- DIRECTIONS FOR THIS TASK -
Word for word, give the material below again, minus any images.

- Data records -
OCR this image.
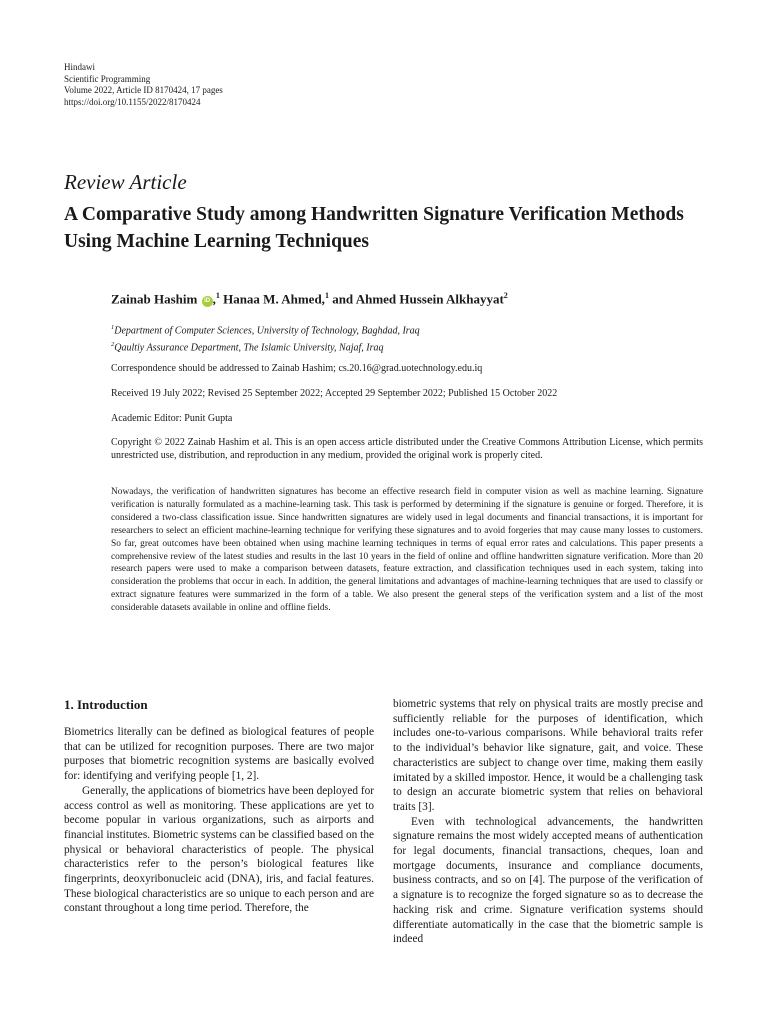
Hindawi
Scientific Programming
Volume 2022, Article ID 8170424, 17 pages
https://doi.org/10.1155/2022/8170424
Review Article
A Comparative Study among Handwritten Signature Verification Methods Using Machine Learning Techniques
Zainab Hashim iD ,$^1$ Hanaa M. Ahmed,$^1$ and Ahmed Hussein Alkhayyat$^2$
$^1$Department of Computer Sciences, University of Technology, Baghdad, Iraq
$^2$Qaultiy Assurance Department, The Islamic University, Najaf, Iraq
Correspondence should be addressed to Zainab Hashim; cs.20.16@grad.uotechnology.edu.iq
Received 19 July 2022; Revised 25 September 2022; Accepted 29 September 2022; Published 15 October 2022
Academic Editor: Punit Gupta
Copyright © 2022 Zainab Hashim et al. This is an open access article distributed under the Creative Commons Attribution License, which permits unrestricted use, distribution, and reproduction in any medium, provided the original work is properly cited.
Nowadays, the verification of handwritten signatures has become an effective research field in computer vision as well as machine learning. Signature verification is naturally formulated as a machine-learning task. This task is performed by determining if the signature is genuine or forged. Therefore, it is considered a two-class classification issue. Since handwritten signatures are widely used in legal documents and financial transactions, it is important for researchers to select an efficient machine-learning technique for verifying these signatures and to avoid forgeries that may cause many losses to customers. So far, great outcomes have been obtained when using machine learning techniques in terms of equal error rates and calculations. This paper presents a comprehensive review of the latest studies and results in the last 10 years in the field of online and offline handwritten signature verification. More than 20 research papers were used to make a comparison between datasets, feature extraction, and classification techniques used in each system, taking into consideration the problems that occur in each. In addition, the general limitations and advantages of machine-learning techniques that are used to classify or extract signature features were summarized in the form of a table. We also present the general steps of the verification system and a list of the most considerable datasets available in online and offline fields.
1. Introduction

Biometrics literally can be defined as biological features of people that can be utilized for recognition purposes. There are two major purposes that biometric recognition systems are basically evolved for: identifying and verifying people [1, 2].

Generally, the applications of biometrics have been deployed for access control as well as monitoring. These applications are yet to become popular in various organizations, such as airports and financial institutes. Biometric systems can be classified based on the physical or behavioral characteristics of people. The physical characteristics refer to the person’s biological features like fingerprints, deoxyribonucleic acid (DNA), iris, and facial features. These biological characteristics are so unique to each person and are constant throughout a long time period. Therefore, the

biometric systems that rely on physical traits are mostly precise and sufficiently reliable for the purposes of identification, which includes one-to-various comparisons. While behavioral traits refer to the individual’s behavior like signature, gait, and voice. These characteristics are subject to change over time, making them easily imitated by a skilled impostor. Hence, it would be a challenging task to design an accurate biometric system that relies on behavioral traits [3].

Even with technological advancements, the handwritten signature remains the most widely accepted means of authentication for legal documents, financial transactions, cheques, loan and mortgage documents, insurance and compliance documents, business contracts, and so on [4]. The purpose of the verification of a signature is to recognize the forged signature so as to decrease the hacking risk and crime. Signature verification systems should differentiate automatically in the case that the biometric sample is indeed
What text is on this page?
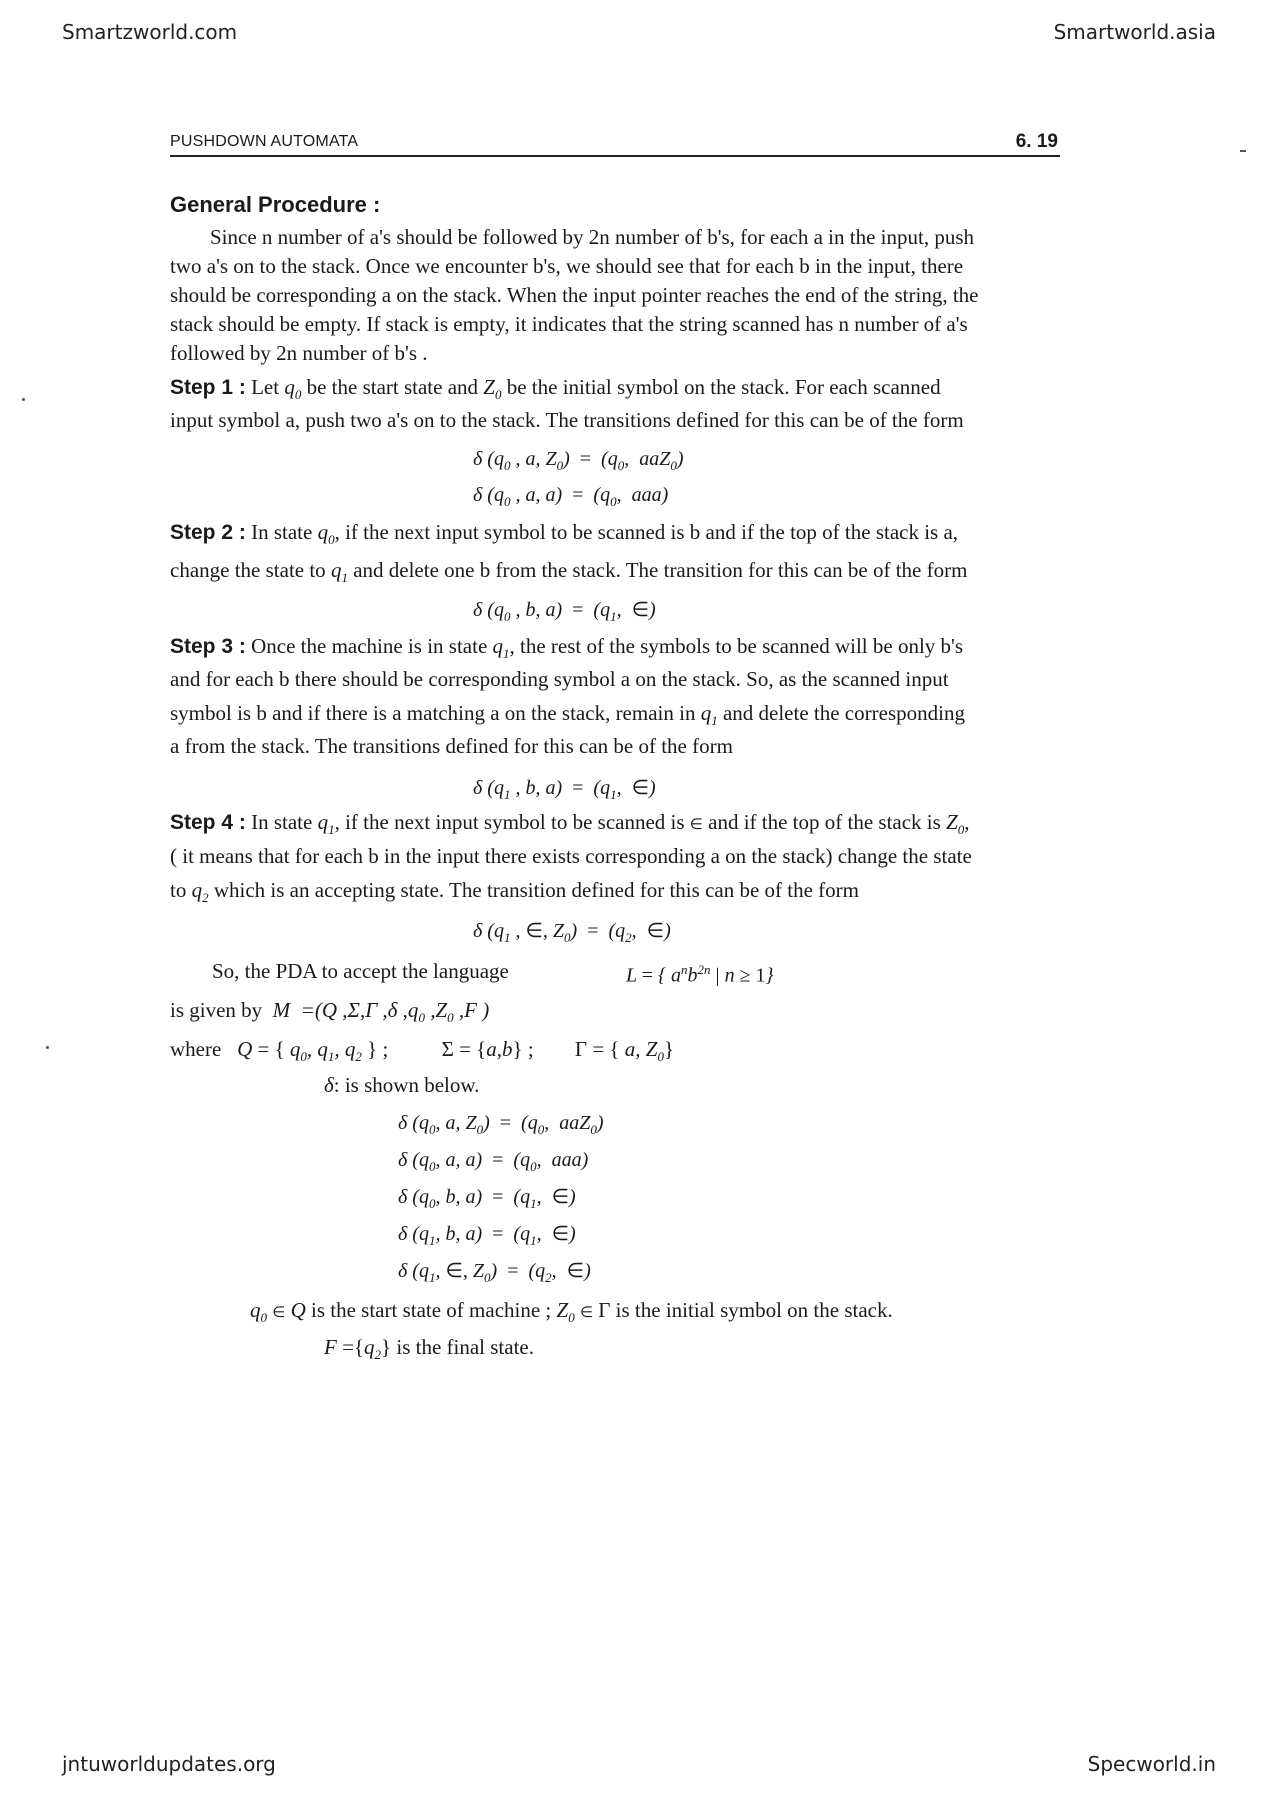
Smartzworld.com	Smartworld.asia
jntuworldupdates.org	Specworld.in
PUSHDOWN AUTOMATA	6. 19
General Procedure :
Since n number of a's should be followed by 2n number of b's, for each a in the input, push
two a's on to the stack. Once we encounter b's, we should see that for each b in the input, there
should be corresponding a on the stack. When the input pointer reaches the end of the string, the
stack should be empty. If stack is empty, it indicates that the string scanned has n number of a's
followed by 2n number of b's .
Step 1 : Let $q_0$ be the start state and $Z_0$ be the initial symbol on the stack. For each scanned
input symbol a, push two a's on to the stack. The transitions defined for this can be of the form
δ ($q_0$ , a, $Z_0) = (q_0$,  aaZ$_0$)
δ ($q_0$ , a, $a) = (q_0$,  aaa)
Step 2 : In state $q_0$, if the next input symbol to be scanned is b and if the top of the stack is a,
change the state to $q_1$ and delete one b from the stack. The transition for this can be of the form
δ ($q_0$ , b, $a) = (q_1$,  ∈)
Step 3 : Once the machine is in state $q_1$, the rest of the symbols to be scanned will be only b's
and for each b there should be corresponding symbol a on the stack. So, as the scanned input
symbol is b and if there is a matching a on the stack, remain in $q_1$ and delete the corresponding
a from the stack. The transitions defined for this can be of the form
δ ($q_1$ , b, $a) = (q_1$,  ∈)
Step 4 : In state $q_1$, if the next input symbol to be scanned is ∈ and if the top of the stack is $Z_0$,
( it means that for each b in the input there exists corresponding a on the stack) change the state
to $q_2$ which is an accepting state. The transition defined for this can be of the form
δ ($q_1$ , ∈, $Z_0) = (q_2$,  ∈)
So, the PDA to accept the language	L = { $a^nb^{2n}$ | n ≥ 1}
is given by  M  =(Q ,Σ,Γ ,δ $,q_0$ $,Z_0$ ,F )
where   Q = { $q_0$, $q_1$, $q_2$ } ; Σ = {a,b} ; Γ = { a, $Z_0$}
δ: is shown below.
δ ($q_0$, a, $Z_0) = (q_0$,  aaZ$_0$)
δ ($q_0$, a, $a) = (q_0$,  aaa)
δ ($q_0$, b, $a) = (q_1$,  ∈)
δ ($q_1$, b, $a) = (q_1$,  ∈)
δ ($q_1$, ∈, $Z_0) = (q_2$,  ∈)
$q_0$ ∈ Q is the start state of machine ; $Z_0$ ∈ Γ is the initial symbol on the stack.
$F =\{q_2\}$ is the final state.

- RESULT FOR THIS TASK -
OCR this image.
Hindawi
Scientific Programming
Volume 2022, Article ID 8170424, 17 pages
https://doi.org/10.1155/2022/8170424
Review Article
A Comparative Study among Handwritten Signature Verification Methods Using Machine Learning Techniques
Zainab Hashim iD ,$^1$ Hanaa M. Ahmed,$^1$ and Ahmed Hussein Alkhayyat$^2$
$^1$Department of Computer Sciences, University of Technology, Baghdad, Iraq
$^2$Qaultiy Assurance Department, The Islamic University, Najaf, Iraq
Correspondence should be addressed to Zainab Hashim; cs.20.16@grad.uotechnology.edu.iq
Received 19 July 2022; Revised 25 September 2022; Accepted 29 September 2022; Published 15 October 2022
Academic Editor: Punit Gupta
Copyright © 2022 Zainab Hashim et al. This is an open access article distributed under the Creative Commons Attribution License, which permits unrestricted use, distribution, and reproduction in any medium, provided the original work is properly cited.
Nowadays, the verification of handwritten signatures has become an effective research field in computer vision as well as machine learning. Signature verification is naturally formulated as a machine-learning task. This task is performed by determining if the signature is genuine or forged. Therefore, it is considered a two-class classification issue. Since handwritten signatures are widely used in legal documents and financial transactions, it is important for researchers to select an efficient machine-learning technique for verifying these signatures and to avoid forgeries that may cause many losses to customers. So far, great outcomes have been obtained when using machine learning techniques in terms of equal error rates and calculations. This paper presents a comprehensive review of the latest studies and results in the last 10 years in the field of online and offline handwritten signature verification. More than 20 research papers were used to make a comparison between datasets, feature extraction, and classification techniques used in each system, taking into consideration the problems that occur in each. In addition, the general limitations and advantages of machine-learning techniques that are used to classify or extract signature features were summarized in the form of a table. We also present the general steps of the verification system and a list of the most considerable datasets available in online and offline fields.
1. Introduction

Biometrics literally can be defined as biological features of people that can be utilized for recognition purposes. There are two major purposes that biometric recognition systems are basically evolved for: identifying and verifying people [1, 2].

Generally, the applications of biometrics have been deployed for access control as well as monitoring. These applications are yet to become popular in various organizations, such as airports and financial institutes. Biometric systems can be classified based on the physical or behavioral characteristics of people. The physical characteristics refer to the person’s biological features like fingerprints, deoxyribonucleic acid (DNA), iris, and facial features. These biological characteristics are so unique to each person and are constant throughout a long time period. Therefore, the

biometric systems that rely on physical traits are mostly precise and sufficiently reliable for the purposes of identification, which includes one-to-various comparisons. While behavioral traits refer to the individual’s behavior like signature, gait, and voice. These characteristics are subject to change over time, making them easily imitated by a skilled impostor. Hence, it would be a challenging task to design an accurate biometric system that relies on behavioral traits [3].

Even with technological advancements, the handwritten signature remains the most widely accepted means of authentication for legal documents, financial transactions, cheques, loan and mortgage documents, insurance and compliance documents, business contracts, and so on [4]. The purpose of the verification of a signature is to recognize the forged signature so as to decrease the hacking risk and crime. Signature verification systems should differentiate automatically in the case that the biometric sample is indeed
What text is on this page?
Smartzworld.com	Smartworld.asia
jntuworldupdates.org	Specworld.in
PUSHDOWN AUTOMATA	6. 19
General Procedure :
Since n number of a's should be followed by 2n number of b's, for each a in the input, push
two a's on to the stack. Once we encounter b's, we should see that for each b in the input, there
should be corresponding a on the stack. When the input pointer reaches the end of the string, the
stack should be empty. If stack is empty, it indicates that the string scanned has n number of a's
followed by 2n number of b's .
Step 1 : Let $q_0$ be the start state and $Z_0$ be the initial symbol on the stack. For each scanned
input symbol a, push two a's on to the stack. The transitions defined for this can be of the form
δ ($q_0$ , a, $Z_0) = (q_0$,  aaZ$_0$)
δ ($q_0$ , a, $a) = (q_0$,  aaa)
Step 2 : In state $q_0$, if the next input symbol to be scanned is b and if the top of the stack is a,
change the state to $q_1$ and delete one b from the stack. The transition for this can be of the form
δ ($q_0$ , b, $a) = (q_1$,  ∈)
Step 3 : Once the machine is in state $q_1$, the rest of the symbols to be scanned will be only b's
and for each b there should be corresponding symbol a on the stack. So, as the scanned input
symbol is b and if there is a matching a on the stack, remain in $q_1$ and delete the corresponding
a from the stack. The transitions defined for this can be of the form
δ ($q_1$ , b, $a) = (q_1$,  ∈)
Step 4 : In state $q_1$, if the next input symbol to be scanned is ∈ and if the top of the stack is $Z_0$,
( it means that for each b in the input there exists corresponding a on the stack) change the state
to $q_2$ which is an accepting state. The transition defined for this can be of the form
δ ($q_1$ , ∈, $Z_0) = (q_2$,  ∈)
So, the PDA to accept the language	L = { $a^nb^{2n}$ | n ≥ 1}
is given by  M  =(Q ,Σ,Γ ,δ $,q_0$ $,Z_0$ ,F )
where   Q = { $q_0$, $q_1$, $q_2$ } ; Σ = {a,b} ; Γ = { a, $Z_0$}
δ: is shown below.
δ ($q_0$, a, $Z_0) = (q_0$,  aaZ$_0$)
δ ($q_0$, a, $a) = (q_0$,  aaa)
δ ($q_0$, b, $a) = (q_1$,  ∈)
δ ($q_1$, b, $a) = (q_1$,  ∈)
δ ($q_1$, ∈, $Z_0) = (q_2$,  ∈)
$q_0$ ∈ Q is the start state of machine ; $Z_0$ ∈ Γ is the initial symbol on the stack.
$F =\{q_2\}$ is the final state.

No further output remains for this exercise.